** Begin Given data **
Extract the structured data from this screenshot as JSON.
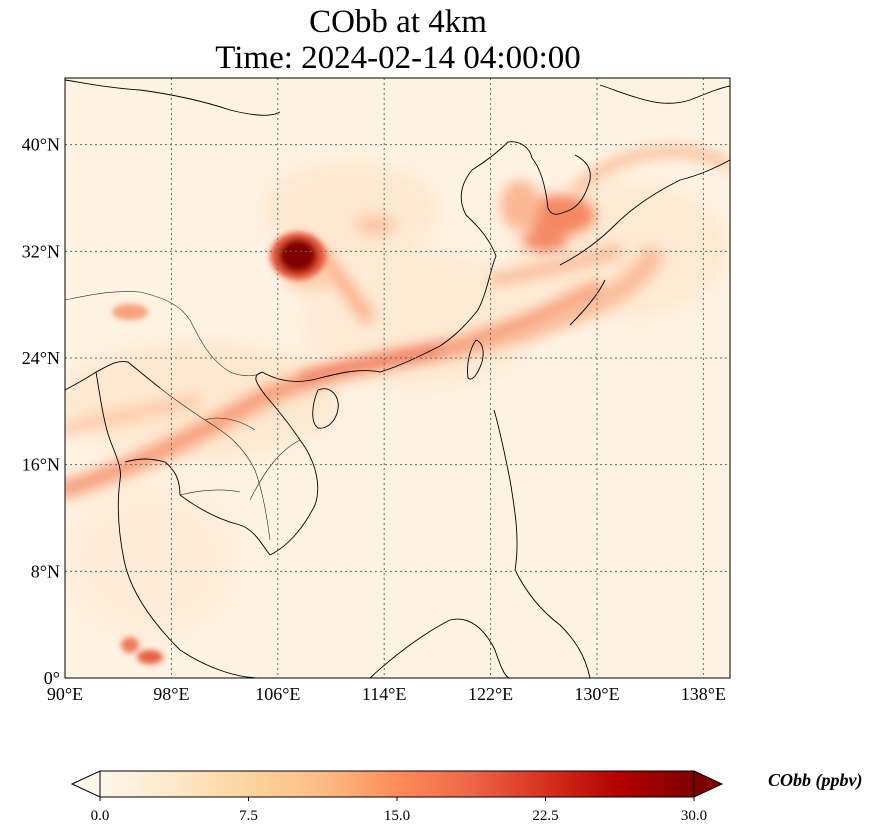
{
  "title": {
    "line1": "CObb at 4km",
    "line2": "Time: 2024-02-14 04:00:00"
  },
  "map": {
    "lon_range": [
      90,
      140
    ],
    "lat_range": [
      0,
      45
    ],
    "x_ticks": [
      {
        "value": 90,
        "label": "90°E"
      },
      {
        "value": 98,
        "label": "98°E"
      },
      {
        "value": 106,
        "label": "106°E"
      },
      {
        "value": 114,
        "label": "114°E"
      },
      {
        "value": 122,
        "label": "122°E"
      },
      {
        "value": 130,
        "label": "130°E"
      },
      {
        "value": 138,
        "label": "138°E"
      }
    ],
    "y_ticks": [
      {
        "value": 0,
        "label": "0°"
      },
      {
        "value": 8,
        "label": "8°N"
      },
      {
        "value": 16,
        "label": "16°N"
      },
      {
        "value": 24,
        "label": "24°N"
      },
      {
        "value": 32,
        "label": "32°N"
      },
      {
        "value": 40,
        "label": "40°N"
      }
    ],
    "gridlines": "dotted",
    "coastlines": true,
    "borders": true
  },
  "colorbar": {
    "label": "CObb (ppbv)",
    "min": 0.0,
    "max": 30.0,
    "extend": "both",
    "cmap": "OrRd",
    "ticks": [
      "0.0",
      "7.5",
      "15.0",
      "22.5",
      "30.0"
    ],
    "colors": [
      "#fff7ec",
      "#fee8c8",
      "#fdd49e",
      "#fdbb84",
      "#fc8d59",
      "#ef6548",
      "#d7301f",
      "#b30000",
      "#7f0000"
    ]
  },
  "plumes": [
    {
      "name": "southwest-china-hotspot",
      "lon": 107.5,
      "lat": 31.5,
      "value": 30
    },
    {
      "name": "transport-band",
      "path_lon": [
        90,
        97,
        104,
        112,
        120,
        126,
        130
      ],
      "path_lat": [
        14.5,
        17,
        20.5,
        23,
        24.8,
        26.5,
        29
      ],
      "value": 12
    },
    {
      "name": "korea-japan-plume",
      "lon": 127.5,
      "lat": 34.5,
      "value": 14
    },
    {
      "name": "myanmar-plume",
      "lon": 95.5,
      "lat": 27.5,
      "value": 9
    },
    {
      "name": "sumatra-plume",
      "lon": 96,
      "lat": 2,
      "value": 14
    }
  ]
}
** End Given data **
=== Objective ===
In the records above, locate the lines holding the word "name". Copy each of them.

=== Answer to this task ===
      "name": "southwest-china-hotspot",
      "name": "transport-band",
      "name": "korea-japan-plume",
      "name": "myanmar-plume",
      "name": "sumatra-plume",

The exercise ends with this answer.